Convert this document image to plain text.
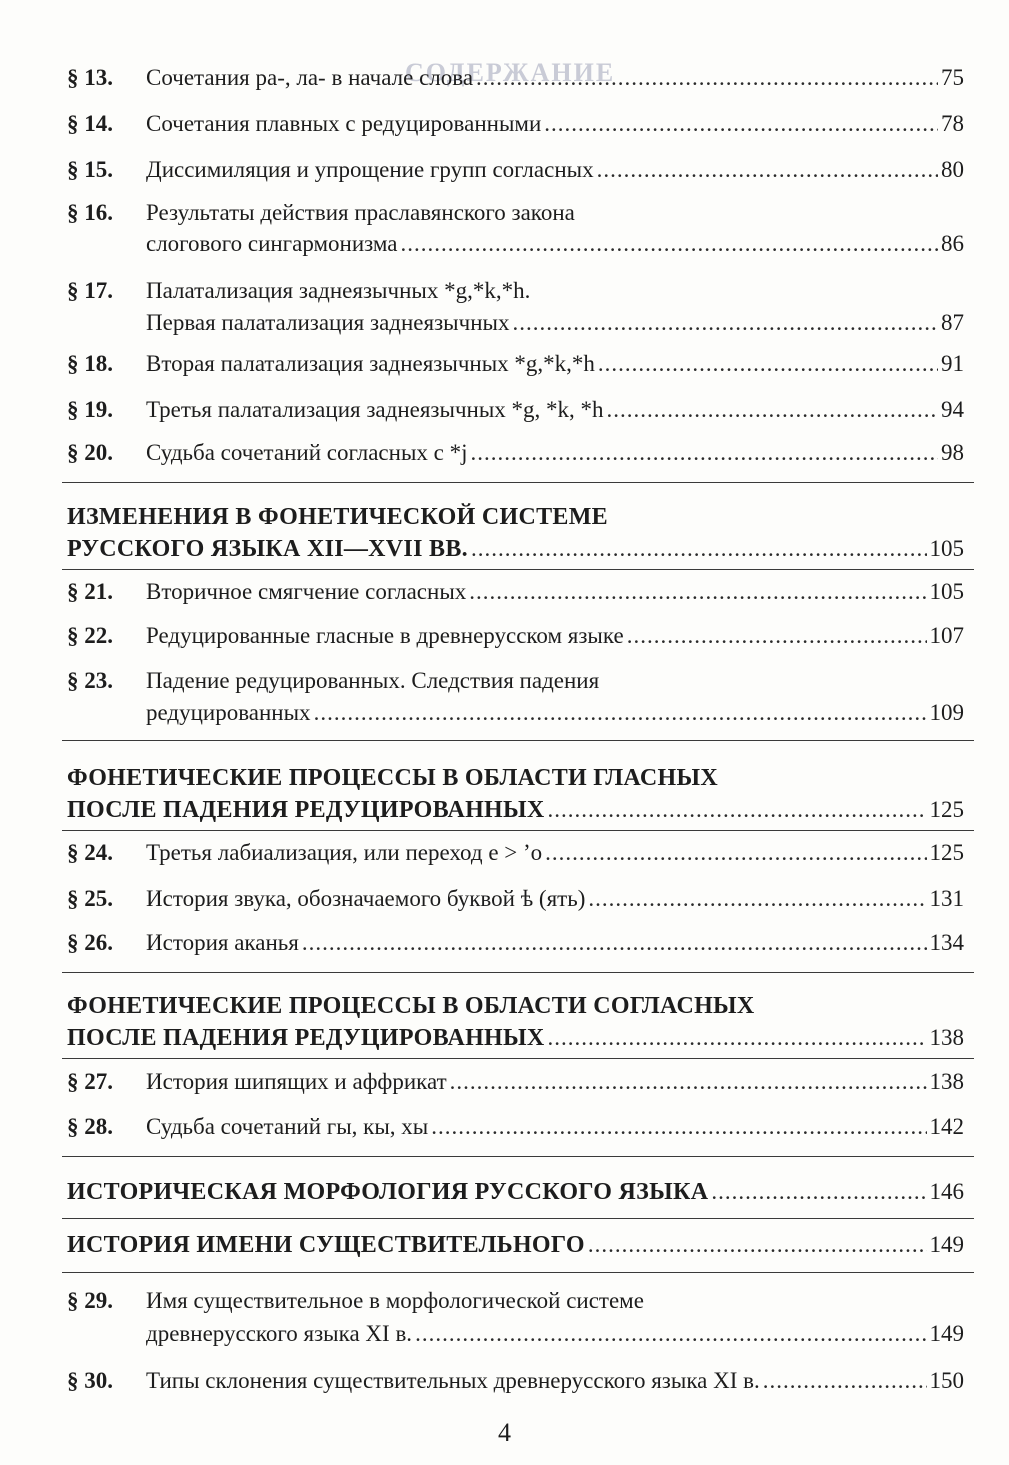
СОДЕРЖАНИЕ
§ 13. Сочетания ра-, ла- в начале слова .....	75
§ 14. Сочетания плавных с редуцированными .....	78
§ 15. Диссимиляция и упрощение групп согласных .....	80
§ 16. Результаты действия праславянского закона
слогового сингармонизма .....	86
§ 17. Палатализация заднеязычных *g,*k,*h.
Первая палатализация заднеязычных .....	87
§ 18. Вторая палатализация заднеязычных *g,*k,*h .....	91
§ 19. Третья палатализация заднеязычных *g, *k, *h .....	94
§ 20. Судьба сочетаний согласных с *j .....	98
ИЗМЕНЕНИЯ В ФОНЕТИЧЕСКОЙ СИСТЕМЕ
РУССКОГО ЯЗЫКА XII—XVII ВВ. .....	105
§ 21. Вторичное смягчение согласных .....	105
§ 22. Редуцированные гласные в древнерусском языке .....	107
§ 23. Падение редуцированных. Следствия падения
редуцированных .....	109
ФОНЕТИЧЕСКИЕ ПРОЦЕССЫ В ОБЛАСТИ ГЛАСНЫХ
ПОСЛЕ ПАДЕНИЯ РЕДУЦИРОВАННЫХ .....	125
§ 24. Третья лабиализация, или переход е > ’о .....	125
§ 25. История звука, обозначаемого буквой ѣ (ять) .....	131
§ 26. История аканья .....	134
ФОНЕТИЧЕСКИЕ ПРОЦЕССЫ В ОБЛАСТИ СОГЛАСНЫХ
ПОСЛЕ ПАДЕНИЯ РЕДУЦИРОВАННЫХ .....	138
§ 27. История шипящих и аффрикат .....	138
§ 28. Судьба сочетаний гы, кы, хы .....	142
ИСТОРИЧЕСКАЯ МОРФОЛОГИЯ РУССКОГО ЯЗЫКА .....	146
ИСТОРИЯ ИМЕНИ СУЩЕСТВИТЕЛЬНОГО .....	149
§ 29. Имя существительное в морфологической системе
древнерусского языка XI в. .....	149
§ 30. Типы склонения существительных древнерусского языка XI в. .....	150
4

────────────────

### What you are asked to do
List each line of the records that holds the string "ФОНЕТИЧЕСКИЕ".

### Reply to the exercise
ФОНЕТИЧЕСКИЕ ПРОЦЕССЫ В ОБЛАСТИ ГЛАСНЫХ
ФОНЕТИЧЕСКИЕ ПРОЦЕССЫ В ОБЛАСТИ СОГЛАСНЫХ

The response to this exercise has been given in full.